### What to produce
Give all of the lines again, with nothing added or dropped.

### Provided material
* * *
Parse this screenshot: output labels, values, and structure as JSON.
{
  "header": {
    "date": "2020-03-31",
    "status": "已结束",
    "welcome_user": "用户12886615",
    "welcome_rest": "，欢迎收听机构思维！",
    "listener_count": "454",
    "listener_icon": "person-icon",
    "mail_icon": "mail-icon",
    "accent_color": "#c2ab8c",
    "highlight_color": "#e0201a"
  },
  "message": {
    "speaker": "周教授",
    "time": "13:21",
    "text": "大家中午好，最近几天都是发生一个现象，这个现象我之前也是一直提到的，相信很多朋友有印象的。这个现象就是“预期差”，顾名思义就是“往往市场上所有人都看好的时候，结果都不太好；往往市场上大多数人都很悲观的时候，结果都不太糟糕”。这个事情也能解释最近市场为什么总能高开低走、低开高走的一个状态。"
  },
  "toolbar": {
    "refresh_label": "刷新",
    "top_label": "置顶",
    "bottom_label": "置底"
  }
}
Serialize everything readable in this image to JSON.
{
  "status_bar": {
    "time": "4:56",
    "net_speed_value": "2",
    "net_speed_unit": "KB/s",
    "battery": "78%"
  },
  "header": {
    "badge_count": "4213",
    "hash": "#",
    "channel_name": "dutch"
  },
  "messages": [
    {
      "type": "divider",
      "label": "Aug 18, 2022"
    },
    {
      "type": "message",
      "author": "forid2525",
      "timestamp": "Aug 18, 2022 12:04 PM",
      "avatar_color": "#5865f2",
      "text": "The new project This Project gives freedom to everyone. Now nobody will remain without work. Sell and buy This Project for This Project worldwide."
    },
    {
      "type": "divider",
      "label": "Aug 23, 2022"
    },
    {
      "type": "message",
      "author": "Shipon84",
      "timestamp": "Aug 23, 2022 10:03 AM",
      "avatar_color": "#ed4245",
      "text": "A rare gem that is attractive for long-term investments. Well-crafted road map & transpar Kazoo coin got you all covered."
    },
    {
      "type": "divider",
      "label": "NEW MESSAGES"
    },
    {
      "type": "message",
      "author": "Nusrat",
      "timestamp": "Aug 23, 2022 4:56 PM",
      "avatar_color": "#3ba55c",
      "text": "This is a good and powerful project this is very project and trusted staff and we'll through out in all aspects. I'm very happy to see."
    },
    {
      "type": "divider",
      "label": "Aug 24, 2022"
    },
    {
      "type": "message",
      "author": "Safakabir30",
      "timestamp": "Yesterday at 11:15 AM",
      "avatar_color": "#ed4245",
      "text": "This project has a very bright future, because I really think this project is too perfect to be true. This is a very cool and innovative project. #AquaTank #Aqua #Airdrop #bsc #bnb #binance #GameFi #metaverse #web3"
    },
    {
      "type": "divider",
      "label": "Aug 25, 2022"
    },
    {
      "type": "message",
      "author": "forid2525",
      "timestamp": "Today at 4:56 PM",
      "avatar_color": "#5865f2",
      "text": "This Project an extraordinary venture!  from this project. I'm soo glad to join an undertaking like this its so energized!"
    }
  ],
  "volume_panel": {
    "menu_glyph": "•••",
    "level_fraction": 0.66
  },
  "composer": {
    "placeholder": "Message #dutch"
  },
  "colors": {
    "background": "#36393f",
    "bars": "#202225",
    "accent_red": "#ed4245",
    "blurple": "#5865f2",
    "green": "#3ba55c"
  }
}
* * *
### Worked solution
Parse this screenshot: output labels, values, and structure as JSON.
{
  "header": {
    "date": "2020-03-31",
    "status": "已结束",
    "welcome_user": "用户12886615",
    "welcome_rest": "，欢迎收听机构思维！",
    "listener_count": "454",
    "listener_icon": "person-icon",
    "mail_icon": "mail-icon",
    "accent_color": "#c2ab8c",
    "highlight_color": "#e0201a"
  },
  "message": {
    "speaker": "周教授",
    "time": "13:21",
    "text": "大家中午好，最近几天都是发生一个现象，这个现象我之前也是一直提到的，相信很多朋友有印象的。这个现象就是“预期差”，顾名思义就是“往往市场上所有人都看好的时候，结果都不太好；往往市场上大多数人都很悲观的时候，结果都不太糟糕”。这个事情也能解释最近市场为什么总能高开低走、低开高走的一个状态。"
  },
  "toolbar": {
    "refresh_label": "刷新",
    "top_label": "置顶",
    "bottom_label": "置底"
  }
}
Serialize everything readable in this image to JSON.
{
  "status_bar": {
    "time": "4:56",
    "net_speed_value": "2",
    "net_speed_unit": "KB/s",
    "battery": "78%"
  },
  "header": {
    "badge_count": "4213",
    "hash": "#",
    "channel_name": "dutch"
  },
  "messages": [
    {
      "type": "divider",
      "label": "Aug 18, 2022"
    },
    {
      "type": "message",
      "author": "forid2525",
      "timestamp": "Aug 18, 2022 12:04 PM",
      "avatar_color": "#5865f2",
      "text": "The new project This Project gives freedom to everyone. Now nobody will remain without work. Sell and buy This Project for This Project worldwide."
    },
    {
      "type": "divider",
      "label": "Aug 23, 2022"
    },
    {
      "type": "message",
      "author": "Shipon84",
      "timestamp": "Aug 23, 2022 10:03 AM",
      "avatar_color": "#ed4245",
      "text": "A rare gem that is attractive for long-term investments. Well-crafted road map & transpar Kazoo coin got you all covered."
    },
    {
      "type": "divider",
      "label": "NEW MESSAGES"
    },
    {
      "type": "message",
      "author": "Nusrat",
      "timestamp": "Aug 23, 2022 4:56 PM",
      "avatar_color": "#3ba55c",
      "text": "This is a good and powerful project this is very project and trusted staff and we'll through out in all aspects. I'm very happy to see."
    },
    {
      "type": "divider",
      "label": "Aug 24, 2022"
    },
    {
      "type": "message",
      "author": "Safakabir30",
      "timestamp": "Yesterday at 11:15 AM",
      "avatar_color": "#ed4245",
      "text": "This project has a very bright future, because I really think this project is too perfect to be true. This is a very cool and innovative project. #AquaTank #Aqua #Airdrop #bsc #bnb #binance #GameFi #metaverse #web3"
    },
    {
      "type": "divider",
      "label": "Aug 25, 2022"
    },
    {
      "type": "message",
      "author": "forid2525",
      "timestamp": "Today at 4:56 PM",
      "avatar_color": "#5865f2",
      "text": "This Project an extraordinary venture!  from this project. I'm soo glad to join an undertaking like this its so energized!"
    }
  ],
  "volume_panel": {
    "menu_glyph": "•••",
    "level_fraction": 0.66
  },
  "composer": {
    "placeholder": "Message #dutch"
  },
  "colors": {
    "background": "#36393f",
    "bars": "#202225",
    "accent_red": "#ed4245",
    "blurple": "#5865f2",
    "green": "#3ba55c"
  }
}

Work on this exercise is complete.